-- Opening Marker --
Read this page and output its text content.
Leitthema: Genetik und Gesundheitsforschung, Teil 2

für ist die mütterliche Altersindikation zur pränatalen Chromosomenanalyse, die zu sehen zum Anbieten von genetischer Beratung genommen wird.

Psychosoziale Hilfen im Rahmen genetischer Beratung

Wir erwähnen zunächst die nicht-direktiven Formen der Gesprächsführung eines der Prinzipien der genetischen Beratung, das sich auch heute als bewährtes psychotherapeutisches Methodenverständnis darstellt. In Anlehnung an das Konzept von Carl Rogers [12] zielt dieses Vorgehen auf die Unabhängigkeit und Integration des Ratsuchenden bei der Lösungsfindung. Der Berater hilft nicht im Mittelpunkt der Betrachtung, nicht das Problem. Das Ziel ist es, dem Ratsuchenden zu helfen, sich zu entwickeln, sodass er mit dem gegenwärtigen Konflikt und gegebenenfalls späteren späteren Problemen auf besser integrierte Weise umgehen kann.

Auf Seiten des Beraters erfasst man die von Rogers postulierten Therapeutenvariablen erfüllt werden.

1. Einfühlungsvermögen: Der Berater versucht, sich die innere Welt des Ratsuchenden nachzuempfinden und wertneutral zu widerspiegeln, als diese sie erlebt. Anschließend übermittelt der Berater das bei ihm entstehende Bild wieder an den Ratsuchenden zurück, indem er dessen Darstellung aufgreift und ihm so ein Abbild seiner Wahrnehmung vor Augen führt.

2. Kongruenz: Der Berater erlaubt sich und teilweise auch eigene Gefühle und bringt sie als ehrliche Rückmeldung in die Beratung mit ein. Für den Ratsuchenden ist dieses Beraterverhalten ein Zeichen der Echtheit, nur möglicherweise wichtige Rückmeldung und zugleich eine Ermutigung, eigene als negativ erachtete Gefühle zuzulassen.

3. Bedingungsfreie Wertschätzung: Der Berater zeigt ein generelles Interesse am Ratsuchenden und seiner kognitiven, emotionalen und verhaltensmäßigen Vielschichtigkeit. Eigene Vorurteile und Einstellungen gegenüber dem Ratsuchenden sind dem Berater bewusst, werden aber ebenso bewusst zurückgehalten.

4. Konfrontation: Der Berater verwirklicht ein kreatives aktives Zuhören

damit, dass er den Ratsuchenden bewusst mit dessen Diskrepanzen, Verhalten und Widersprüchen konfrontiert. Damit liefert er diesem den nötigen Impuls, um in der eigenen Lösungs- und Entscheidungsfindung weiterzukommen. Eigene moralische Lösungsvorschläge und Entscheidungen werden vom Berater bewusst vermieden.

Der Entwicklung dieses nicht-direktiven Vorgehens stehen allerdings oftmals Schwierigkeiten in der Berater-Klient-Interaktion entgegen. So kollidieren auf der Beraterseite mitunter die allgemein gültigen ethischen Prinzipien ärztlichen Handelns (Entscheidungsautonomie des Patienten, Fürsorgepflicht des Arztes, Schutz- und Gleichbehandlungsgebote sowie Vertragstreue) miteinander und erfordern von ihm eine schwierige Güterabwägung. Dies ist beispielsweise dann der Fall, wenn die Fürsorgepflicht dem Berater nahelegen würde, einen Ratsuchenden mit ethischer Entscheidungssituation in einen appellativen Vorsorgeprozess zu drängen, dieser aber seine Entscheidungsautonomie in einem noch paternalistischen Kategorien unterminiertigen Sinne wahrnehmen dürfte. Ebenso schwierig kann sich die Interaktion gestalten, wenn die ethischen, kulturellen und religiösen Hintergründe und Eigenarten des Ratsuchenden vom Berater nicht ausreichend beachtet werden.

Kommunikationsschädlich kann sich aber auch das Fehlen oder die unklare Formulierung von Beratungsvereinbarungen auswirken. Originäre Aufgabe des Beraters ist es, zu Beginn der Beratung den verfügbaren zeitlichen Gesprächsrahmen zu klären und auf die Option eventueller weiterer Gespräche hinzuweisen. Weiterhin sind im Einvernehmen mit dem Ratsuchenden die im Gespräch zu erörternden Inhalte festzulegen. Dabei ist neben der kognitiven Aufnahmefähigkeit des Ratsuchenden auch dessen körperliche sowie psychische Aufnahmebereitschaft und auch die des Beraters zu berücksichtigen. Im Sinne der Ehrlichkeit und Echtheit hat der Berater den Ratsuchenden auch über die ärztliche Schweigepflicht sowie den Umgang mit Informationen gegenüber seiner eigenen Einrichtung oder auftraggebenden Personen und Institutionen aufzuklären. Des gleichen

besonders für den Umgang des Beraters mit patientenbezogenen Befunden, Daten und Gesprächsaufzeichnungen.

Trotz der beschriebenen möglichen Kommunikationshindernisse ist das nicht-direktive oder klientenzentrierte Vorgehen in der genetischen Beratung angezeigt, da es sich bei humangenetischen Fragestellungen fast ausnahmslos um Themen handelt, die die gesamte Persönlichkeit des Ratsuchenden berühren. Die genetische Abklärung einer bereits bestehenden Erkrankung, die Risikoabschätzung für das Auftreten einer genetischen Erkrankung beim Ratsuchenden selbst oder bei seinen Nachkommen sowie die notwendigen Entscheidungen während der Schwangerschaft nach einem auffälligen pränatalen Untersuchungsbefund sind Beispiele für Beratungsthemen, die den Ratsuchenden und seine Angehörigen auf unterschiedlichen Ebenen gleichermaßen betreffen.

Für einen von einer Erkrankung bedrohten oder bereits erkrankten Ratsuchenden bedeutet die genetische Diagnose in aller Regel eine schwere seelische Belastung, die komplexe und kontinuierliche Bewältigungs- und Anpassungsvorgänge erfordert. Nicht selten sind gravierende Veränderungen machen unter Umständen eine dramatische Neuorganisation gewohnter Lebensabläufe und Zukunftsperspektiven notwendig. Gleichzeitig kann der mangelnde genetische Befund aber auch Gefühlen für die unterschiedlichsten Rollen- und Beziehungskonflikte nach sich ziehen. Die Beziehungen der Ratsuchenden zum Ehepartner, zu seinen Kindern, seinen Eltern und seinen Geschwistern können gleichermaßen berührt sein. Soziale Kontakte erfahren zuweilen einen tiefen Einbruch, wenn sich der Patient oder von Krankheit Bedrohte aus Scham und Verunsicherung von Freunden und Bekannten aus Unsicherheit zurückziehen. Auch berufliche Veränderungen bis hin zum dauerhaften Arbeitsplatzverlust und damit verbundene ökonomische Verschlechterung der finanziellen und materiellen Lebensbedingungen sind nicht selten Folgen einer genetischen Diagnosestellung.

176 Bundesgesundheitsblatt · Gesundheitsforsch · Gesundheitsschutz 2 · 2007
-- Closing Marker --
-- Opening Marker --
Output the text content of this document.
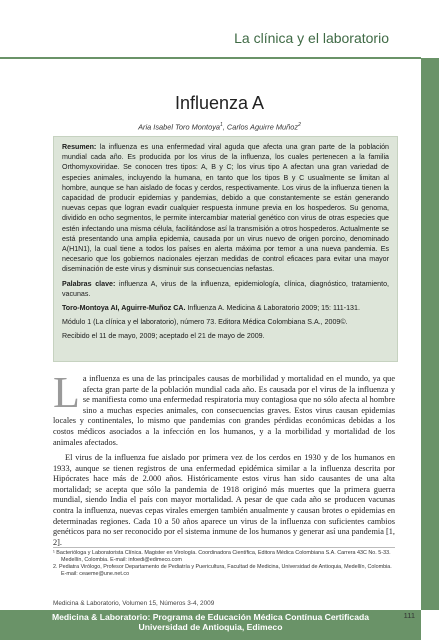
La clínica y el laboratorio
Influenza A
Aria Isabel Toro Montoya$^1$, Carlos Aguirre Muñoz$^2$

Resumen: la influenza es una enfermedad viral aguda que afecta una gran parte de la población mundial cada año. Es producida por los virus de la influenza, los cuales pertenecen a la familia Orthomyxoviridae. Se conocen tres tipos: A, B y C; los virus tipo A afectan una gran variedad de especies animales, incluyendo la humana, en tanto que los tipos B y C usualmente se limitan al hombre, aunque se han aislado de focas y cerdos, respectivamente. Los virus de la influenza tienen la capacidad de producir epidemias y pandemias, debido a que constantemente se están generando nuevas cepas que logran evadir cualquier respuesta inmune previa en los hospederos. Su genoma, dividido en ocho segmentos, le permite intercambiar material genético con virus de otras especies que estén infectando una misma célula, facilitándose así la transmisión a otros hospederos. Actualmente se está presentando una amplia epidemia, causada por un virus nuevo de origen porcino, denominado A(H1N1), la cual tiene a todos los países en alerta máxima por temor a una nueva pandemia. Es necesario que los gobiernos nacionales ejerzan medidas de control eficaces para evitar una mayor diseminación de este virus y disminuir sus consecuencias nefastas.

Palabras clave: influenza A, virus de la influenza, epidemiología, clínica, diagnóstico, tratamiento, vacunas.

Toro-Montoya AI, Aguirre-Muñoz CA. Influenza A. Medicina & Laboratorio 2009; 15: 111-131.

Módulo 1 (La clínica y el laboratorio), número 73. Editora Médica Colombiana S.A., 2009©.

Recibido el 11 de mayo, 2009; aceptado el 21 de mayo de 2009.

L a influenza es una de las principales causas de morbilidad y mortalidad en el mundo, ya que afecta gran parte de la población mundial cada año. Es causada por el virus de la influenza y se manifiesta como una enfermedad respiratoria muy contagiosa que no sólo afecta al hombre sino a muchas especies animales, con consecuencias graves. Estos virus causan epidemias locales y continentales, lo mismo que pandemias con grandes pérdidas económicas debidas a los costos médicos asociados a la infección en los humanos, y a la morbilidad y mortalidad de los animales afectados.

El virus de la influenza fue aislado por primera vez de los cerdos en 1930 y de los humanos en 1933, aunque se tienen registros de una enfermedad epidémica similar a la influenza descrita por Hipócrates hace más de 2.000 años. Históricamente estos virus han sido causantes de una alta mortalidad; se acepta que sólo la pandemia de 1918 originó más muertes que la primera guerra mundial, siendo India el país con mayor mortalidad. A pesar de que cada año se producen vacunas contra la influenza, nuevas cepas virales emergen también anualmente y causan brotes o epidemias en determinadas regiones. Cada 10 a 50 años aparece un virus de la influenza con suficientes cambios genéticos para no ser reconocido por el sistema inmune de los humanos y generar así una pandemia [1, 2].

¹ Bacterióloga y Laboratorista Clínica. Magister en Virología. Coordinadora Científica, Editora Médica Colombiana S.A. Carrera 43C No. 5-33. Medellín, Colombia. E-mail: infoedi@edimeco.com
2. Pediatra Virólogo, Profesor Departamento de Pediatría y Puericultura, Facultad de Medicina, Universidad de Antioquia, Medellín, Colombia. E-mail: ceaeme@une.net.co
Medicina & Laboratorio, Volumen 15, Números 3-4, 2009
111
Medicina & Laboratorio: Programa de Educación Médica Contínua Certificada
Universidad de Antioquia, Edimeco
-- Closing Marker --
TASK GOAL: Scan the entries above and show each line that contains the word "Editora".

EXERCISE ANSWER:
Módulo 1 (La clínica y el laboratorio), número 73. Editora Médica Colombiana S.A., 2009©.
¹ Bacterióloga y Laboratorista Clínica. Magister en Virología. Coordinadora Científica, Editora Médica Colombiana S.A. Carrera 43C No. 5-33. Medellín, Colombia. E-mail: infoedi@edimeco.com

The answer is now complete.